Records:
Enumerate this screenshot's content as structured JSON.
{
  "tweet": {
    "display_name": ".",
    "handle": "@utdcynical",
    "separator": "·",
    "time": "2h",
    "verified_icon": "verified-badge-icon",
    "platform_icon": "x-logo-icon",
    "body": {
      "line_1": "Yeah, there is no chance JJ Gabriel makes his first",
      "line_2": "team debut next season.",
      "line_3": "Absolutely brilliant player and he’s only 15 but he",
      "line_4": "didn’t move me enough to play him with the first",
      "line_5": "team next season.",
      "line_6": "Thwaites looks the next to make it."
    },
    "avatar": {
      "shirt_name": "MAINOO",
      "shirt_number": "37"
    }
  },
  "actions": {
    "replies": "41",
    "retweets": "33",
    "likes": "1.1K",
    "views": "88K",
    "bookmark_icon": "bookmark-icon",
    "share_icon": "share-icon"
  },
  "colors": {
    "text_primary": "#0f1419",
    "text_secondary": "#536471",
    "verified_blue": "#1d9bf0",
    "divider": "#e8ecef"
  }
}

Aim of the exercise:
Nothing in the listing may be changed; retype it all exactly.

Output below:
Enumerate this screenshot's content as structured JSON.
{
  "tweet": {
    "display_name": ".",
    "handle": "@utdcynical",
    "separator": "·",
    "time": "2h",
    "verified_icon": "verified-badge-icon",
    "platform_icon": "x-logo-icon",
    "body": {
      "line_1": "Yeah, there is no chance JJ Gabriel makes his first",
      "line_2": "team debut next season.",
      "line_3": "Absolutely brilliant player and he’s only 15 but he",
      "line_4": "didn’t move me enough to play him with the first",
      "line_5": "team next season.",
      "line_6": "Thwaites looks the next to make it."
    },
    "avatar": {
      "shirt_name": "MAINOO",
      "shirt_number": "37"
    }
  },
  "actions": {
    "replies": "41",
    "retweets": "33",
    "likes": "1.1K",
    "views": "88K",
    "bookmark_icon": "bookmark-icon",
    "share_icon": "share-icon"
  },
  "colors": {
    "text_primary": "#0f1419",
    "text_secondary": "#536471",
    "verified_blue": "#1d9bf0",
    "divider": "#e8ecef"
  }
}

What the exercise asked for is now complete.